| Your task |
Identify each line below containing the string "JSON" and copy it.

(Source data)
···

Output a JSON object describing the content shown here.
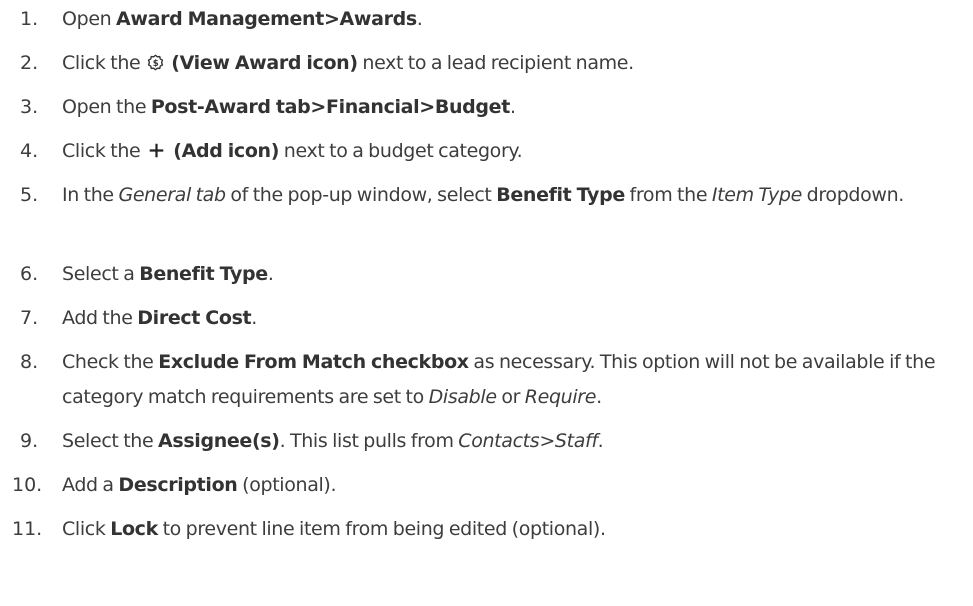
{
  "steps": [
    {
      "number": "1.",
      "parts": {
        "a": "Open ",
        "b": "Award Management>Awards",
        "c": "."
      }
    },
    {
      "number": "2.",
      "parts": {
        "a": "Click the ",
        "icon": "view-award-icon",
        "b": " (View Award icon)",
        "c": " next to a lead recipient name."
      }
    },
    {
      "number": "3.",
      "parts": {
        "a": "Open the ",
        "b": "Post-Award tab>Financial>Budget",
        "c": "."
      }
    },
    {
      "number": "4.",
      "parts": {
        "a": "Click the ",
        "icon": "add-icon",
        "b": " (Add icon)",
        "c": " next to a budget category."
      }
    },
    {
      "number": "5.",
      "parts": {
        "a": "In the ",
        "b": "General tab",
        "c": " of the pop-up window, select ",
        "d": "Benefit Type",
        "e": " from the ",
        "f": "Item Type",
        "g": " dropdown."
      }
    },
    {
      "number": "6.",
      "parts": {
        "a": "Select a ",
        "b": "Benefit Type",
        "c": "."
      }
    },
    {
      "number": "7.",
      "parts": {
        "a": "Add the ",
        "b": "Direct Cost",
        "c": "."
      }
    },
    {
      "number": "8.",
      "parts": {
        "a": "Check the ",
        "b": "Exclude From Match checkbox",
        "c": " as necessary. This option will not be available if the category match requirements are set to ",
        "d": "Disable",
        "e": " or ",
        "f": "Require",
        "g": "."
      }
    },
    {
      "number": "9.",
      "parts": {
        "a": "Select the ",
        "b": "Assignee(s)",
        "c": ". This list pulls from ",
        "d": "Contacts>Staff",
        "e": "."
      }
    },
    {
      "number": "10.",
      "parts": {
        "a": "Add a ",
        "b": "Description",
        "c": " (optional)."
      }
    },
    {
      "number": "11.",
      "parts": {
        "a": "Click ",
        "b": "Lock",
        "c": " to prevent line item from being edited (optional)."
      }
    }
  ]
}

···

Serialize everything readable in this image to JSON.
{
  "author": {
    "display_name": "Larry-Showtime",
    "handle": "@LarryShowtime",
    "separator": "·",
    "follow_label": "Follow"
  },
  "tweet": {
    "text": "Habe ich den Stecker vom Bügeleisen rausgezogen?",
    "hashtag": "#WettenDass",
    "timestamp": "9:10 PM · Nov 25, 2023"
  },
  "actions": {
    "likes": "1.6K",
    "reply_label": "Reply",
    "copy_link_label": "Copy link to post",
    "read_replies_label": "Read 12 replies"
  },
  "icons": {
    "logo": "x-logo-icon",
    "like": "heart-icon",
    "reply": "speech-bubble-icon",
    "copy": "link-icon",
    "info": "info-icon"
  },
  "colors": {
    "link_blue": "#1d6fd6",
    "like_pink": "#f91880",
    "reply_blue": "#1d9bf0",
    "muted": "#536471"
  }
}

···

| Solution |
Output a JSON object describing the content shown here.
Serialize everything readable in this image to JSON.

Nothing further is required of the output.